→ Provided records
_ _ _ _ _ _ _

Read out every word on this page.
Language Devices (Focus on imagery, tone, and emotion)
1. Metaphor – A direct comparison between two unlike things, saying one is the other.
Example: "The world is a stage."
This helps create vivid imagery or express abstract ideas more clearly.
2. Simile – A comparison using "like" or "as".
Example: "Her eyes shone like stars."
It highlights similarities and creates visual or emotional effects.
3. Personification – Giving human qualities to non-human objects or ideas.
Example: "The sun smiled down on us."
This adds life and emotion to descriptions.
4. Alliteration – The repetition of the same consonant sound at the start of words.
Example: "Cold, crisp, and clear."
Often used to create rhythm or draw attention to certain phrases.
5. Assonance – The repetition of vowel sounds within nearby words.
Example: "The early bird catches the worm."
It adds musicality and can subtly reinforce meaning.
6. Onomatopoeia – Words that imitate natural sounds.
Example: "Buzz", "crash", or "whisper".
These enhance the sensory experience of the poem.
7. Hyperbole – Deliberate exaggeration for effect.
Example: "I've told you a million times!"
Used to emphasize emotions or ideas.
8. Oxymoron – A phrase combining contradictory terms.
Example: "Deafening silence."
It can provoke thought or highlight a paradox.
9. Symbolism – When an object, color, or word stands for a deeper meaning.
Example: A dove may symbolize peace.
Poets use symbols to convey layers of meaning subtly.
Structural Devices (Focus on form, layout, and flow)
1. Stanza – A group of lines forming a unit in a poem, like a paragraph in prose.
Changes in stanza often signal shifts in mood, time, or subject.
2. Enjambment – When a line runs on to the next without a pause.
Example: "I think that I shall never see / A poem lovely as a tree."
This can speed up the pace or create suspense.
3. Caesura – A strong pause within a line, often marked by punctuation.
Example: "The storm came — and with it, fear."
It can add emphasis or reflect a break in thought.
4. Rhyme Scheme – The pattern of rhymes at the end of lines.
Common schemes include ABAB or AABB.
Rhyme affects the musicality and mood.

_ _ _ _ _ _ _

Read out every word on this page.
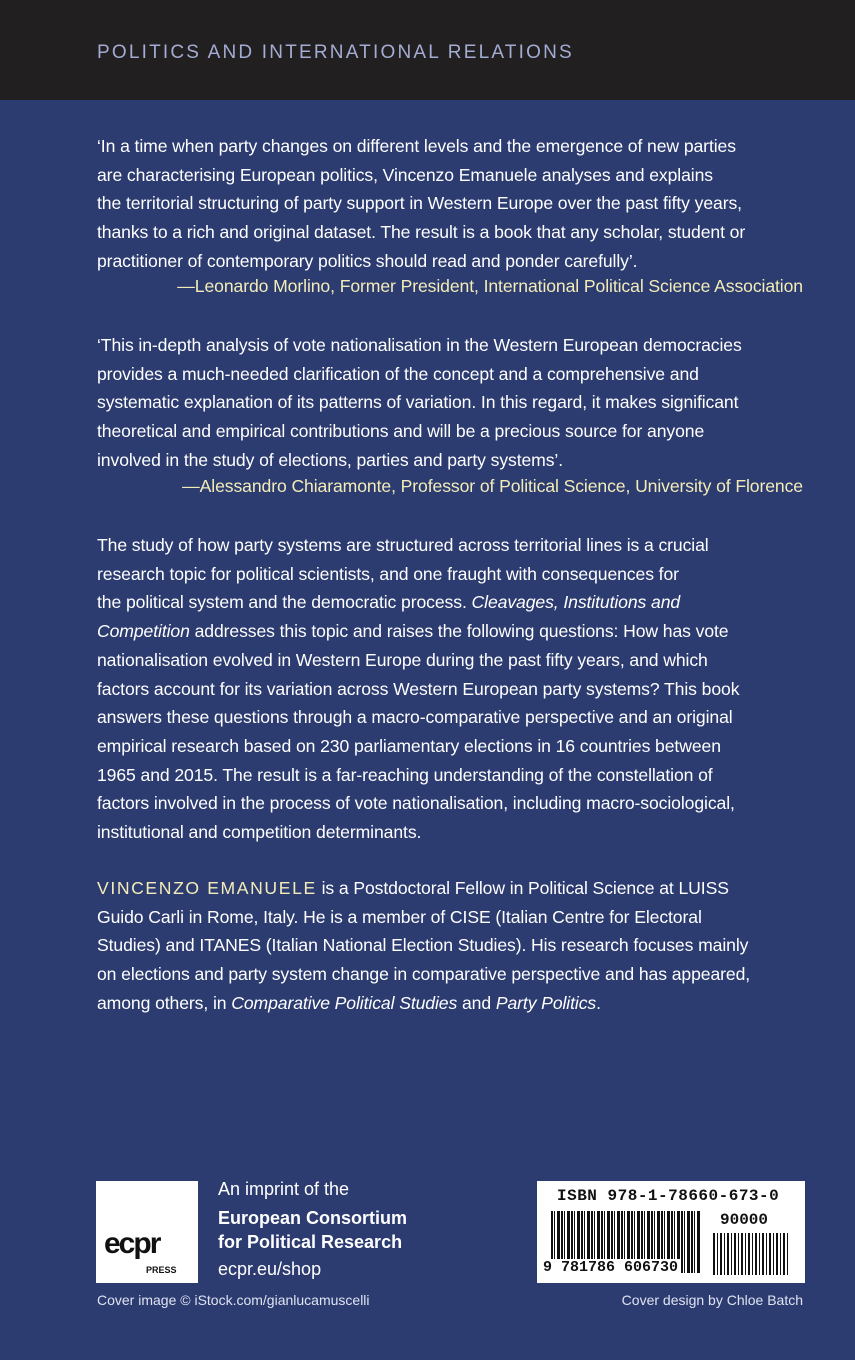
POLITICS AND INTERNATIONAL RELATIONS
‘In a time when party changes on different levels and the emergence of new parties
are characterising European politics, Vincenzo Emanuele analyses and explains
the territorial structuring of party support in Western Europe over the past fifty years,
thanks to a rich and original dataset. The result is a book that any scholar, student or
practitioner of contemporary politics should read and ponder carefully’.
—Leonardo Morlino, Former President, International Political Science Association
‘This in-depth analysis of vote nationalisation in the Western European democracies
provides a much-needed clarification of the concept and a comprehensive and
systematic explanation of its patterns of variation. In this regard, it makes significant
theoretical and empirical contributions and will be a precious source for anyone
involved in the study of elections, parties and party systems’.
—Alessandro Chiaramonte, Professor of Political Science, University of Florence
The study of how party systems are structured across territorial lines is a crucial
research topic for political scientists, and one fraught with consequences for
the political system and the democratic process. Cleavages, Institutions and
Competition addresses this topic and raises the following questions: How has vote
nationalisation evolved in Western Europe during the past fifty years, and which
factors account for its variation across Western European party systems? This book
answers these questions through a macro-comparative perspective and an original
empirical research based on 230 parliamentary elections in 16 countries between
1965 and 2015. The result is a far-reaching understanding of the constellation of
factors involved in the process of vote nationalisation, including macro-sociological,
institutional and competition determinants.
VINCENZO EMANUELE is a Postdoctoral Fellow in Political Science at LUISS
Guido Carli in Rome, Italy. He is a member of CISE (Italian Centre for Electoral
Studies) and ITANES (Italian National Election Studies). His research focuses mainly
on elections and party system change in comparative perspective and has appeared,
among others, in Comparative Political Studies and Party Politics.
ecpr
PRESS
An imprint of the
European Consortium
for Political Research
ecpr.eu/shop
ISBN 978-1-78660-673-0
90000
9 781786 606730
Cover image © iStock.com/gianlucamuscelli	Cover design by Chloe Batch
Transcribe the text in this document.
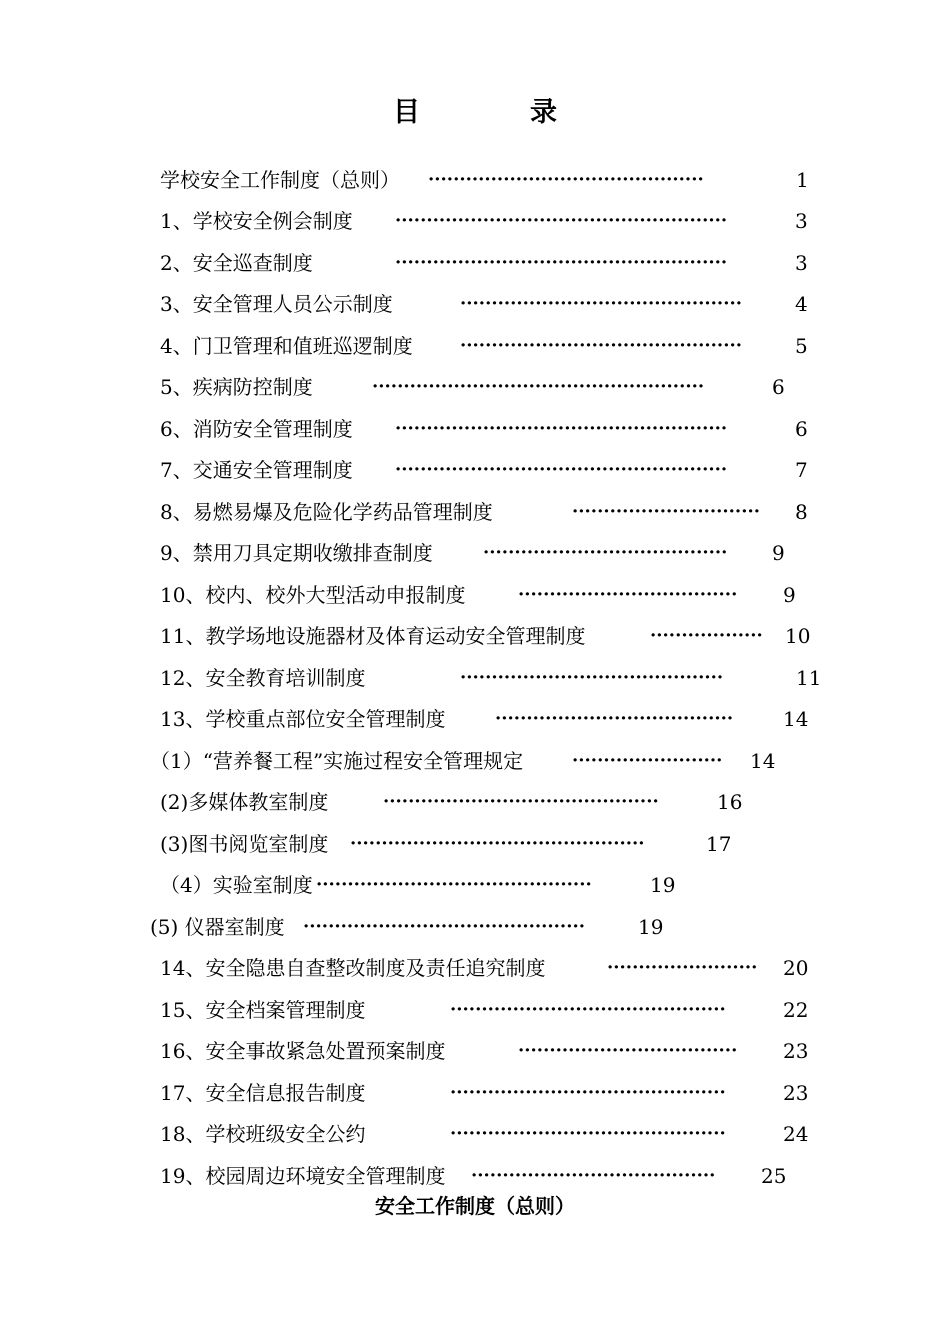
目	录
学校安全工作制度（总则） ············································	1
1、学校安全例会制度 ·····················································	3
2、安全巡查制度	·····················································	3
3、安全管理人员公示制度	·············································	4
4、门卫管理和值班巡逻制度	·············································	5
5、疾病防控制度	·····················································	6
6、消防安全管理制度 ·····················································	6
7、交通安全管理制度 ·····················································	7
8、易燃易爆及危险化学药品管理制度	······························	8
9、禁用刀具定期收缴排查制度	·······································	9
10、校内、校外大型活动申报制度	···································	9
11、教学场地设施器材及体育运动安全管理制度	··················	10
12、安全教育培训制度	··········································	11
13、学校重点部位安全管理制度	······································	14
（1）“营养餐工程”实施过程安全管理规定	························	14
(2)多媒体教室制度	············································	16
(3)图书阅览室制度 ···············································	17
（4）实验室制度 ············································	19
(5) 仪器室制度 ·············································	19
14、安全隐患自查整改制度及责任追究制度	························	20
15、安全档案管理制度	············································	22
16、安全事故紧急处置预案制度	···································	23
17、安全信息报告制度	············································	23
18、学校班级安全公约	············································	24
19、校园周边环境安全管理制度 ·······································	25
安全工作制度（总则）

_ _ _ _ _ _ _

→ Prompt
State how many lines of the entries above include the word "that", offering no text other than the number.

→ Complete answer
3